**Raw records:**
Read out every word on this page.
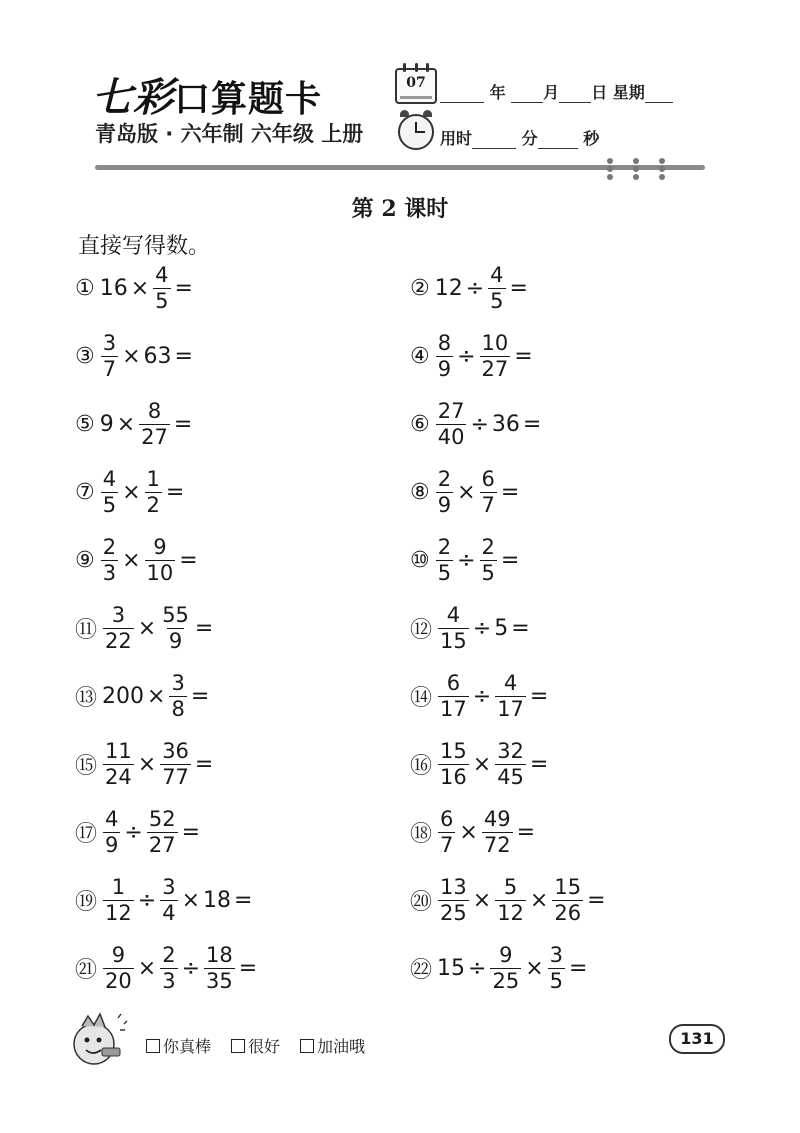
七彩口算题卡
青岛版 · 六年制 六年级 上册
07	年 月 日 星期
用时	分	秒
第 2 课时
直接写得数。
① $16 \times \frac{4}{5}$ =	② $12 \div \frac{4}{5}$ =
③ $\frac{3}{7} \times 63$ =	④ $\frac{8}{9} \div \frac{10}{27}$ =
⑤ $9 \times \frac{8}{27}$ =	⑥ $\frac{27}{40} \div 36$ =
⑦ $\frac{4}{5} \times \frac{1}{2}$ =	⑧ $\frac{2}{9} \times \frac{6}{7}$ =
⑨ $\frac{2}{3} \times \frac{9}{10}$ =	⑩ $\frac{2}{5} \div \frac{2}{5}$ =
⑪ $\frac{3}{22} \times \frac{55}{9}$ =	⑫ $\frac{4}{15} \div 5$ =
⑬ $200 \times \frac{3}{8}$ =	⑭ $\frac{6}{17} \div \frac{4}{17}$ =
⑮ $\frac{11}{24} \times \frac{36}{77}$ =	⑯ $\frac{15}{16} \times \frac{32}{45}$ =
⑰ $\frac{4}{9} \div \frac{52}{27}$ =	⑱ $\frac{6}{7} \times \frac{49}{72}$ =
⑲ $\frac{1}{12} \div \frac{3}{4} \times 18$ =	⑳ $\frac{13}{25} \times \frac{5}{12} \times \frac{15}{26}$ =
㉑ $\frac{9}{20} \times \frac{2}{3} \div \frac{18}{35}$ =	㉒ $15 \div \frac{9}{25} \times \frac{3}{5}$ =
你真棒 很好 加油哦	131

**Task description:** Except for the pictures, reproduce every line exactly.

**Solution to the problem:**
Read out every word on this page.
七彩口算题卡
青岛版 · 六年制 六年级 上册
07	年 月 日 星期
用时	分	秒
第 2 课时
直接写得数。
① $16 \times \frac{4}{5}$ =	② $12 \div \frac{4}{5}$ =
③ $\frac{3}{7} \times 63$ =	④ $\frac{8}{9} \div \frac{10}{27}$ =
⑤ $9 \times \frac{8}{27}$ =	⑥ $\frac{27}{40} \div 36$ =
⑦ $\frac{4}{5} \times \frac{1}{2}$ =	⑧ $\frac{2}{9} \times \frac{6}{7}$ =
⑨ $\frac{2}{3} \times \frac{9}{10}$ =	⑩ $\frac{2}{5} \div \frac{2}{5}$ =
⑪ $\frac{3}{22} \times \frac{55}{9}$ =	⑫ $\frac{4}{15} \div 5$ =
⑬ $200 \times \frac{3}{8}$ =	⑭ $\frac{6}{17} \div \frac{4}{17}$ =
⑮ $\frac{11}{24} \times \frac{36}{77}$ =	⑯ $\frac{15}{16} \times \frac{32}{45}$ =
⑰ $\frac{4}{9} \div \frac{52}{27}$ =	⑱ $\frac{6}{7} \times \frac{49}{72}$ =
⑲ $\frac{1}{12} \div \frac{3}{4} \times 18$ =	⑳ $\frac{13}{25} \times \frac{5}{12} \times \frac{15}{26}$ =
㉑ $\frac{9}{20} \times \frac{2}{3} \div \frac{18}{35}$ =	㉒ $15 \div \frac{9}{25} \times \frac{3}{5}$ =
你真棒 很好 加油哦	131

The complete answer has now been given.